» **Exercise details**: Reproduce each line of the items below verbatim, omitting the pictures from your answer.

» **Extracted data**:
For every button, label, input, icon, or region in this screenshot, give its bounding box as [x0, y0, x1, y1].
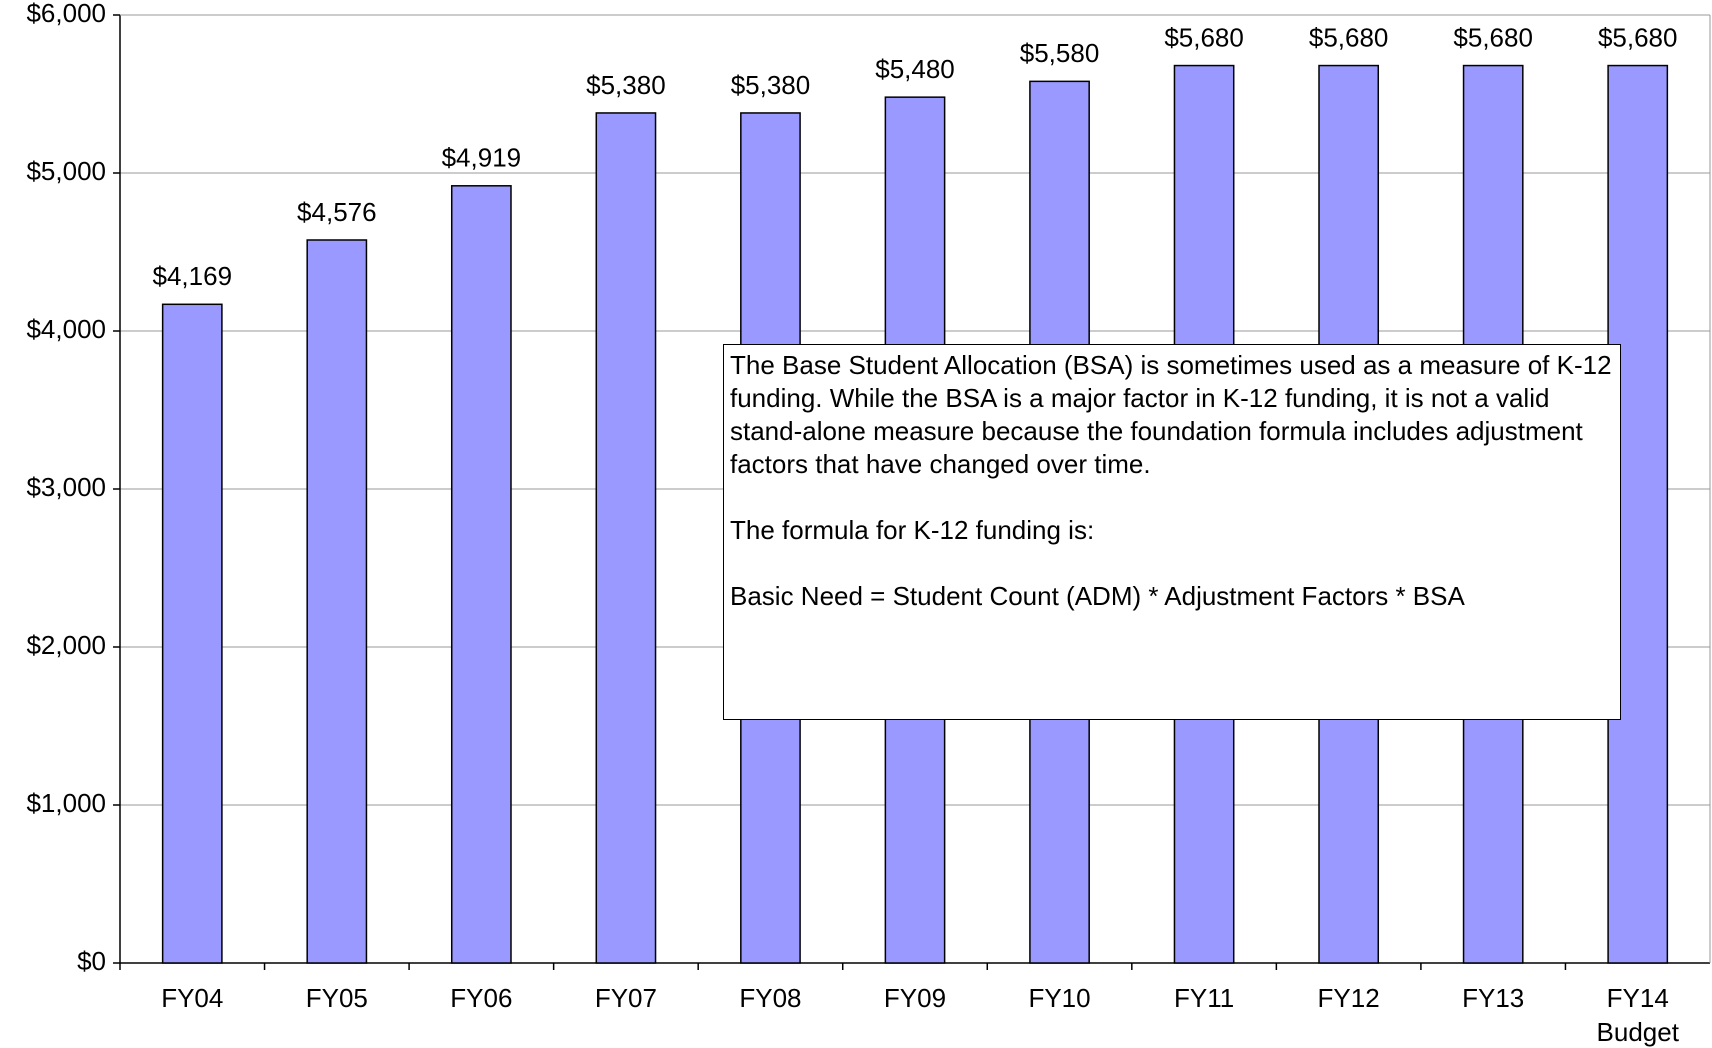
y-tick-label: $4,000 [26, 314, 106, 344]
value-label: $4,169 [153, 261, 233, 291]
x-tick-label: FY11 [1173, 983, 1235, 1013]
y-tick-label: $2,000 [26, 630, 106, 660]
x-tick-label: FY05 [305, 983, 368, 1013]
x-tick-label: FY12 [1317, 983, 1380, 1013]
annotation: Basic Need = Student Count (ADM) * Adjus… [730, 581, 1465, 611]
value-label: $4,576 [297, 197, 377, 227]
x-tick-label: FY06 [450, 983, 513, 1013]
value-label: $5,380 [731, 70, 811, 100]
x-tick-label: FY10 [1028, 983, 1091, 1013]
value-label: $5,380 [586, 70, 666, 100]
annotation-box: The Base Student Allocation (BSA) is som… [723, 344, 1621, 720]
value-label: $5,680 [1453, 22, 1533, 52]
y-tick-label: $5,000 [26, 156, 106, 186]
annotation: The formula for K-12 funding is: [730, 515, 1095, 545]
x-tick-label: FY07 [594, 983, 657, 1013]
value-label: $5,480 [875, 54, 955, 84]
x-tick-label: FY14 Budget [1596, 983, 1679, 1047]
value-label: $5,680 [1164, 22, 1244, 52]
x-tick-label: FY09 [883, 983, 947, 1013]
x-tick-label: FY08 [739, 983, 802, 1013]
y-tick-label: $3,000 [26, 472, 106, 502]
value-label: $5,580 [1020, 38, 1100, 68]
bar [306, 239, 368, 964]
x-tick-label: FY13 [1462, 983, 1525, 1013]
bar [595, 112, 657, 964]
y-tick-label: $0 [77, 946, 106, 976]
value-label: $5,680 [1598, 22, 1678, 52]
bar [161, 303, 223, 964]
value-label: $5,680 [1309, 22, 1389, 52]
annotation: The Base Student Allocation (BSA) is som… [730, 350, 1612, 479]
y-tick-label: $1,000 [26, 788, 106, 818]
x-tick-label: FY04 [161, 983, 224, 1013]
y-tick-label: $6,000 [26, 0, 106, 28]
bar [450, 185, 512, 964]
value-label: $4,919 [442, 143, 522, 173]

» **Result of this task**:
For every button, label, input, icon, or region in this screenshot, give its bounding box as [x0, y0, x1, y1].
y-tick-label: $4,000 [26, 314, 106, 344]
value-label: $4,169 [153, 261, 233, 291]
x-tick-label: FY11 [1173, 983, 1235, 1013]
y-tick-label: $2,000 [26, 630, 106, 660]
x-tick-label: FY05 [305, 983, 368, 1013]
x-tick-label: FY12 [1317, 983, 1380, 1013]
annotation: Basic Need = Student Count (ADM) * Adjus… [730, 581, 1465, 611]
value-label: $4,576 [297, 197, 377, 227]
x-tick-label: FY06 [450, 983, 513, 1013]
value-label: $5,380 [731, 70, 811, 100]
x-tick-label: FY10 [1028, 983, 1091, 1013]
value-label: $5,380 [586, 70, 666, 100]
annotation-box: The Base Student Allocation (BSA) is som… [723, 344, 1621, 720]
value-label: $5,680 [1453, 22, 1533, 52]
y-tick-label: $5,000 [26, 156, 106, 186]
annotation: The formula for K-12 funding is: [730, 515, 1095, 545]
x-tick-label: FY07 [594, 983, 657, 1013]
value-label: $5,480 [875, 54, 955, 84]
x-tick-label: FY14 Budget [1596, 983, 1679, 1047]
value-label: $5,680 [1164, 22, 1244, 52]
x-tick-label: FY09 [883, 983, 947, 1013]
x-tick-label: FY08 [739, 983, 802, 1013]
y-tick-label: $3,000 [26, 472, 106, 502]
value-label: $5,580 [1020, 38, 1100, 68]
bar [306, 239, 368, 964]
x-tick-label: FY13 [1462, 983, 1525, 1013]
bar [595, 112, 657, 964]
y-tick-label: $0 [77, 946, 106, 976]
value-label: $5,680 [1598, 22, 1678, 52]
bar [161, 303, 223, 964]
value-label: $5,680 [1309, 22, 1389, 52]
annotation: The Base Student Allocation (BSA) is som… [730, 350, 1612, 479]
y-tick-label: $1,000 [26, 788, 106, 818]
x-tick-label: FY04 [161, 983, 224, 1013]
y-tick-label: $6,000 [26, 0, 106, 28]
bar [450, 185, 512, 964]
value-label: $4,919 [442, 143, 522, 173]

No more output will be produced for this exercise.